[Aim] Transcribe the listing below word for word.

[Data in this exercise]
========

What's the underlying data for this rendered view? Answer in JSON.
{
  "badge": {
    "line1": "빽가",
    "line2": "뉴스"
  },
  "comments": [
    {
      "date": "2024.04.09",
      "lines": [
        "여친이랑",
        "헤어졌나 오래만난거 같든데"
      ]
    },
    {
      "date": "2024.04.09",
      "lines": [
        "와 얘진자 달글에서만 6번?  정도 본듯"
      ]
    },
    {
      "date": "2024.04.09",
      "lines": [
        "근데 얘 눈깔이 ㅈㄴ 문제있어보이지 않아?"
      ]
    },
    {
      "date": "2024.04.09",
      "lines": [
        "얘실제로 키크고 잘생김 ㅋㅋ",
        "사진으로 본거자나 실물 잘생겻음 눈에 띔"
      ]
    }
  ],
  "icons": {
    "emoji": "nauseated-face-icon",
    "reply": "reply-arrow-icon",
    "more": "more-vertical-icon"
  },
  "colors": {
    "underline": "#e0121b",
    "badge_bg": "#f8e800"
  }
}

========

[Answer in full]
What's the underlying data for this rendered view? Answer in JSON.
{
  "badge": {
    "line1": "빽가",
    "line2": "뉴스"
  },
  "comments": [
    {
      "date": "2024.04.09",
      "lines": [
        "여친이랑",
        "헤어졌나 오래만난거 같든데"
      ]
    },
    {
      "date": "2024.04.09",
      "lines": [
        "와 얘진자 달글에서만 6번?  정도 본듯"
      ]
    },
    {
      "date": "2024.04.09",
      "lines": [
        "근데 얘 눈깔이 ㅈㄴ 문제있어보이지 않아?"
      ]
    },
    {
      "date": "2024.04.09",
      "lines": [
        "얘실제로 키크고 잘생김 ㅋㅋ",
        "사진으로 본거자나 실물 잘생겻음 눈에 띔"
      ]
    }
  ],
  "icons": {
    "emoji": "nauseated-face-icon",
    "reply": "reply-arrow-icon",
    "more": "more-vertical-icon"
  },
  "colors": {
    "underline": "#e0121b",
    "badge_bg": "#f8e800"
  }
}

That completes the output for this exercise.